To be done: Pick out each line containing the string "военной" and copy it.

↓↓↓

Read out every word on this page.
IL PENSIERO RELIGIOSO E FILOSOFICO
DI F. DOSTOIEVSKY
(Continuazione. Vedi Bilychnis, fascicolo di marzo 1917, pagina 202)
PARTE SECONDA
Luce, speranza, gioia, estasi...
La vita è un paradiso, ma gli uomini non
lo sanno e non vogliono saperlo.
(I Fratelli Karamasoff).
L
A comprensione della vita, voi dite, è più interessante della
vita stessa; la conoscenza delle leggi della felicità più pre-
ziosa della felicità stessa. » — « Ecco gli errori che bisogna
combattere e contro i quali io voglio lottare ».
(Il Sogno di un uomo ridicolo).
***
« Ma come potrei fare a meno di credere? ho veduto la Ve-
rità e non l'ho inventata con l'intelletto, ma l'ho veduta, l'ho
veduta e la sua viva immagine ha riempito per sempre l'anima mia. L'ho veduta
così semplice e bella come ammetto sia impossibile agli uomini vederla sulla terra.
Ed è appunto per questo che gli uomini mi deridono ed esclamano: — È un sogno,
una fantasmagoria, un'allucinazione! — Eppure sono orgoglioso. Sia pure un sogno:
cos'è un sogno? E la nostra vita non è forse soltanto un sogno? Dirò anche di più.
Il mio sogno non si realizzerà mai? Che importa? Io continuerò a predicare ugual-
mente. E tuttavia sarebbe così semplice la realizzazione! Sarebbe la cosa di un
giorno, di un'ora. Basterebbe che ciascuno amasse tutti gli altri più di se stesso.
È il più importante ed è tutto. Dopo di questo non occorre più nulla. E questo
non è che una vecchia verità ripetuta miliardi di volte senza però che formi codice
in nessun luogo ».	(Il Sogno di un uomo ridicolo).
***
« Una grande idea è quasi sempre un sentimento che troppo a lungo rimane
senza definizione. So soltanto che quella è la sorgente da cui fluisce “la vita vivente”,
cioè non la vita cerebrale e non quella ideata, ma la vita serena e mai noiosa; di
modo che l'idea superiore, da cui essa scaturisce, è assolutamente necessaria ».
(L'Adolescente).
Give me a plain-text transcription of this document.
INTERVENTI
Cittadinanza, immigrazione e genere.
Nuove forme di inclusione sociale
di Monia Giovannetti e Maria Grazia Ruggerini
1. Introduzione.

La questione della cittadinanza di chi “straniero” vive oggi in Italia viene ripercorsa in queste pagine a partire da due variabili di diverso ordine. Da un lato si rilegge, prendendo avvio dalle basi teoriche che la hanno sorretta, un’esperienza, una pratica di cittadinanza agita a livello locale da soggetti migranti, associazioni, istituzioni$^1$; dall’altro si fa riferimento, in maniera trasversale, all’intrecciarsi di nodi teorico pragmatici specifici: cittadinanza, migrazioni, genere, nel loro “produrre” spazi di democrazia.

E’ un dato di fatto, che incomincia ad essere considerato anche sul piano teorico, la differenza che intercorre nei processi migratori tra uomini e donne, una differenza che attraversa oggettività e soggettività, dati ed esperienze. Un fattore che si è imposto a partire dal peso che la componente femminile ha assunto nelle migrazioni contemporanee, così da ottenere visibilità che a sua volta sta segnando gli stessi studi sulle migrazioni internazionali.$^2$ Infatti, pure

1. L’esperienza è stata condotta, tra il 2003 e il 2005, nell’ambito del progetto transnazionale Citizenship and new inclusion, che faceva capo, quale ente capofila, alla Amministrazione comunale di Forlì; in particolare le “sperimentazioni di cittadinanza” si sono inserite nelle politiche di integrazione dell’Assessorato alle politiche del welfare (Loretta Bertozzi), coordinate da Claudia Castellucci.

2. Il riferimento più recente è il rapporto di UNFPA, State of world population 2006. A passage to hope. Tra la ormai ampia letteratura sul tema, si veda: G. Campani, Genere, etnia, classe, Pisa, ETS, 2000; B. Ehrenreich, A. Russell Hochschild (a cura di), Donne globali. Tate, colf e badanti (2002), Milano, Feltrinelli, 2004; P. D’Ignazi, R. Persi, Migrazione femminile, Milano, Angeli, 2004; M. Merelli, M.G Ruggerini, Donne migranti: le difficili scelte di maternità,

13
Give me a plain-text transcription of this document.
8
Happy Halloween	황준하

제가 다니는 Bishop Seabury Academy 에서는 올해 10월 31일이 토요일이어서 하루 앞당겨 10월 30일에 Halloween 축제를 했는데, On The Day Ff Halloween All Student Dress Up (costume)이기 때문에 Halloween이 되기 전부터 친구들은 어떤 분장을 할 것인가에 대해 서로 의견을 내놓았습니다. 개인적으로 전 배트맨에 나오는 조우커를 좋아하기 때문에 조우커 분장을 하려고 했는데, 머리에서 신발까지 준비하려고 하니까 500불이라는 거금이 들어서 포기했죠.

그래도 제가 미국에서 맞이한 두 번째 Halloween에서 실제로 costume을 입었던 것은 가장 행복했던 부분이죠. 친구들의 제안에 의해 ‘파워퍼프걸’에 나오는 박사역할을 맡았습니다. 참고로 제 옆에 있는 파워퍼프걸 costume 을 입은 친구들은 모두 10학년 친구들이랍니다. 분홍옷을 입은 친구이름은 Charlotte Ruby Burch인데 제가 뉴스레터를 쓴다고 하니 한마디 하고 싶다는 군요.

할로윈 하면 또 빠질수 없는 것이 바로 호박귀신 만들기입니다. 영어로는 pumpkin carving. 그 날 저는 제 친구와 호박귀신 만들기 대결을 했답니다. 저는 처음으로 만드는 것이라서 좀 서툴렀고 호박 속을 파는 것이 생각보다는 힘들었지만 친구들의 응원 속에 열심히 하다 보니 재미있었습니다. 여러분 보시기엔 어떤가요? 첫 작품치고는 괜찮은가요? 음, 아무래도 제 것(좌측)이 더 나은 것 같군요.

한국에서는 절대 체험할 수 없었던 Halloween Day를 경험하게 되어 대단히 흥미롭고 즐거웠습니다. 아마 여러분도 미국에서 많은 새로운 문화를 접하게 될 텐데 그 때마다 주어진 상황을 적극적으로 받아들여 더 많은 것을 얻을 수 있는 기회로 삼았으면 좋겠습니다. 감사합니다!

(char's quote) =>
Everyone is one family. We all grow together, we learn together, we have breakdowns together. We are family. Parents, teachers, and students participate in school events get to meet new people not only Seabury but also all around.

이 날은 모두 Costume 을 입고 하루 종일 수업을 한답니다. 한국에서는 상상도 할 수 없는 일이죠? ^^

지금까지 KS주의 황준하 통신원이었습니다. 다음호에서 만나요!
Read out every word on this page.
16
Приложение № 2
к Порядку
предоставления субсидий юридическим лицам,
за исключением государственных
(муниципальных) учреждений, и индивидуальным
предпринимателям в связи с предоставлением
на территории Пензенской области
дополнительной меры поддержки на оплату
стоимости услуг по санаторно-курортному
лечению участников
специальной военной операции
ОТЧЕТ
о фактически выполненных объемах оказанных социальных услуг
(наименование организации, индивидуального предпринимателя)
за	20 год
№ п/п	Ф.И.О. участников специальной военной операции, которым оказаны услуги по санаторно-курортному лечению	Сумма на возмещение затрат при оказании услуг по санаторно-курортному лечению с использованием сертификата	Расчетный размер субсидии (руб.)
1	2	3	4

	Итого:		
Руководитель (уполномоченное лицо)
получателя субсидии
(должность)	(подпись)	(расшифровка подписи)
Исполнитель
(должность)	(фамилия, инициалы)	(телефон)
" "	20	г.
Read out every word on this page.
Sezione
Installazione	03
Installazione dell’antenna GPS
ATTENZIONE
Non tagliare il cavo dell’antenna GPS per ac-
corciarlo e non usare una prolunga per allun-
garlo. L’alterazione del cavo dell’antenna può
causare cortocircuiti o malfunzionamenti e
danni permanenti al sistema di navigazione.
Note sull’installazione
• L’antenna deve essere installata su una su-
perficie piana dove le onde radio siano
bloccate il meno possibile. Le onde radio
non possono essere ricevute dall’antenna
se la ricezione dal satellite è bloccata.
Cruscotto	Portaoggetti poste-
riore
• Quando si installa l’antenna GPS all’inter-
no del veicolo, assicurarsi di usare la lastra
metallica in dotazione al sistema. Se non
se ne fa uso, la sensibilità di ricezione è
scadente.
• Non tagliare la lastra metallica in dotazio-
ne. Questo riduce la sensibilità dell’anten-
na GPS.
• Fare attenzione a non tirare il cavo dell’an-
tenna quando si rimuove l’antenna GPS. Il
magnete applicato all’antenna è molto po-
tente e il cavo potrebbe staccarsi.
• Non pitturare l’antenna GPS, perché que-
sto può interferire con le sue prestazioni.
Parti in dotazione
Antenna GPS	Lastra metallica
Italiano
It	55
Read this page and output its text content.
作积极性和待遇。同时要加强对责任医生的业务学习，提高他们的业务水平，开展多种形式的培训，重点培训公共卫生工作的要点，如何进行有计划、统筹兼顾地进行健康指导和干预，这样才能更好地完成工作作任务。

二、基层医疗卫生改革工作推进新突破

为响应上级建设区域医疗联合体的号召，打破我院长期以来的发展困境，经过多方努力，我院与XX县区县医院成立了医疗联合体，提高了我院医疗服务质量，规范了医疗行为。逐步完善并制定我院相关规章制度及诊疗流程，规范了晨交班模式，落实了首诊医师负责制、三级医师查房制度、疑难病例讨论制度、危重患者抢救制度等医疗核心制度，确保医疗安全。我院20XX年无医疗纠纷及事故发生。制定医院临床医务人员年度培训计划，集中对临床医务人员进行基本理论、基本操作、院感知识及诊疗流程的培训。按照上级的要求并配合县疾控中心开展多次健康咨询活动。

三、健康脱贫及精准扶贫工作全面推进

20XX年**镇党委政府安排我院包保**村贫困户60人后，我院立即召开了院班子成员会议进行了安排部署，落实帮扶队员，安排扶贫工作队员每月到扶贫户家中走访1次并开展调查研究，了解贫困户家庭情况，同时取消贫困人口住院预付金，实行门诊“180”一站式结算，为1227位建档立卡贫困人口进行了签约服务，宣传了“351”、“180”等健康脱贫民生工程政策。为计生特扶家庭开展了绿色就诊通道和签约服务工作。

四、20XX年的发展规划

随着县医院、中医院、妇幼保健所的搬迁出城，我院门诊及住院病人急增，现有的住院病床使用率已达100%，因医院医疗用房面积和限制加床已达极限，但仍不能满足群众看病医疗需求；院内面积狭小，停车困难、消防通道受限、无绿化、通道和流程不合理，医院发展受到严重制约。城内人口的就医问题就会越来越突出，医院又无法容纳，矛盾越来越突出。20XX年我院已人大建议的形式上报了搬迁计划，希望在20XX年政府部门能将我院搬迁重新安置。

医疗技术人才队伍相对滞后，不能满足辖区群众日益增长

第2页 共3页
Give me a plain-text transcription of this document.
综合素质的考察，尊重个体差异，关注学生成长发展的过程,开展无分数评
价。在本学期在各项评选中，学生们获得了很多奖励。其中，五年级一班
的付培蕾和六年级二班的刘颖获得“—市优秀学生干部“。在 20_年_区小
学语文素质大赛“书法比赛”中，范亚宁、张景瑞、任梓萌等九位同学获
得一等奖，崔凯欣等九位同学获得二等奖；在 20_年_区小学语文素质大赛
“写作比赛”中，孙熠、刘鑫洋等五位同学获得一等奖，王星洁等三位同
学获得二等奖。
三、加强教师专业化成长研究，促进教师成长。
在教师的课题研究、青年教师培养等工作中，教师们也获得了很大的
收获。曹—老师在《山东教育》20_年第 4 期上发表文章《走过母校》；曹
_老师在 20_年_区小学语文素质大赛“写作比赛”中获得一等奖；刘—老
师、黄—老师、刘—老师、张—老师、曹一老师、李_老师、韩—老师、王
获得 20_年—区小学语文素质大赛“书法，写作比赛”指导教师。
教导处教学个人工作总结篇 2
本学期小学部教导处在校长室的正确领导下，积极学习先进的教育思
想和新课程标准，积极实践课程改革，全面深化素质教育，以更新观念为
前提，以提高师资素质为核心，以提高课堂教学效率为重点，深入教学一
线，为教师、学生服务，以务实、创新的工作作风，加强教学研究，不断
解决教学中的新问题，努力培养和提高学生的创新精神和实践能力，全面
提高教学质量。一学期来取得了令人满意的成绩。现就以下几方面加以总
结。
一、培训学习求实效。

↑↑↑

Output for this task:
специальной военной операции
№ п/п	Ф.И.О. участников специальной военной операции, которым оказаны услуги по санаторно-курортному лечению	Сумма на возмещение затрат при оказании услуг по санаторно-курортному лечению с использованием сертификата	Расчетный размер субсидии (руб.)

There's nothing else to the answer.